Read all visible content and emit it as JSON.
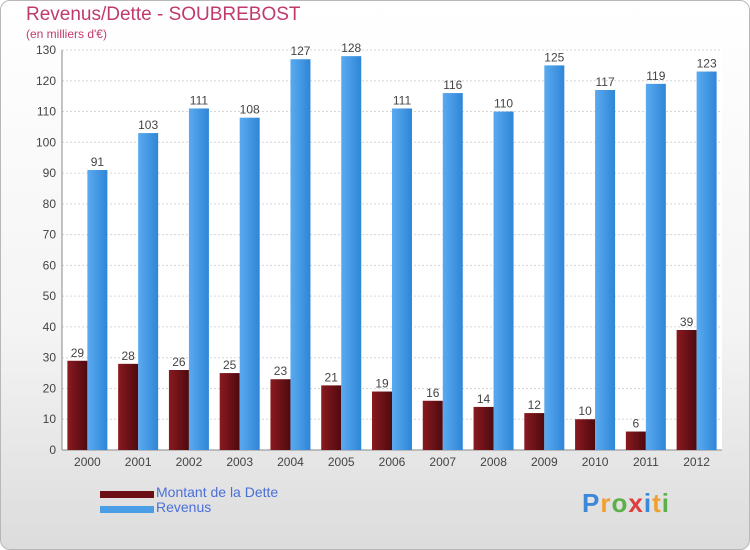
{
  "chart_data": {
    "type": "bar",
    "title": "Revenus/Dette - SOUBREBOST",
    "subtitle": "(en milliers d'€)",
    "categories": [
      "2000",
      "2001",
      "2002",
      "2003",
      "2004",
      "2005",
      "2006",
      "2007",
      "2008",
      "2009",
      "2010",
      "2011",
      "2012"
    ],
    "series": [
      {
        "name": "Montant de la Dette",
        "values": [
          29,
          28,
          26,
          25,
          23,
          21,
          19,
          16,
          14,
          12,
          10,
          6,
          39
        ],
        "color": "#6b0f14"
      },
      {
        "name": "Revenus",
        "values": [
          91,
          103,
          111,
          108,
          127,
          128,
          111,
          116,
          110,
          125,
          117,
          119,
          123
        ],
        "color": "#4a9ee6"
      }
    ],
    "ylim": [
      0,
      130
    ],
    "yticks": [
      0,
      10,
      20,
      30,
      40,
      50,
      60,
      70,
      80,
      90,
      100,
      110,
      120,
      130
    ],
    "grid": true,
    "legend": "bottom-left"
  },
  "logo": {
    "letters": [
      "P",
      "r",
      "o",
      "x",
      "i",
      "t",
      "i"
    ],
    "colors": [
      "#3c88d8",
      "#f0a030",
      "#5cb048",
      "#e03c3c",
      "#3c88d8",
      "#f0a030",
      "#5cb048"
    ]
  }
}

• • • •

### GIVEN INSTRUCTION
From the listing, extract all text exactly as given and drop any picture.

### TASK RESULT
Read all visible content and emit it as JSON.
{
  "chart_data": {
    "type": "bar",
    "title": "Revenus/Dette - SOUBREBOST",
    "subtitle": "(en milliers d'€)",
    "categories": [
      "2000",
      "2001",
      "2002",
      "2003",
      "2004",
      "2005",
      "2006",
      "2007",
      "2008",
      "2009",
      "2010",
      "2011",
      "2012"
    ],
    "series": [
      {
        "name": "Montant de la Dette",
        "values": [
          29,
          28,
          26,
          25,
          23,
          21,
          19,
          16,
          14,
          12,
          10,
          6,
          39
        ],
        "color": "#6b0f14"
      },
      {
        "name": "Revenus",
        "values": [
          91,
          103,
          111,
          108,
          127,
          128,
          111,
          116,
          110,
          125,
          117,
          119,
          123
        ],
        "color": "#4a9ee6"
      }
    ],
    "ylim": [
      0,
      130
    ],
    "yticks": [
      0,
      10,
      20,
      30,
      40,
      50,
      60,
      70,
      80,
      90,
      100,
      110,
      120,
      130
    ],
    "grid": true,
    "legend": "bottom-left"
  },
  "logo": {
    "letters": [
      "P",
      "r",
      "o",
      "x",
      "i",
      "t",
      "i"
    ],
    "colors": [
      "#3c88d8",
      "#f0a030",
      "#5cb048",
      "#e03c3c",
      "#3c88d8",
      "#f0a030",
      "#5cb048"
    ]
  }
}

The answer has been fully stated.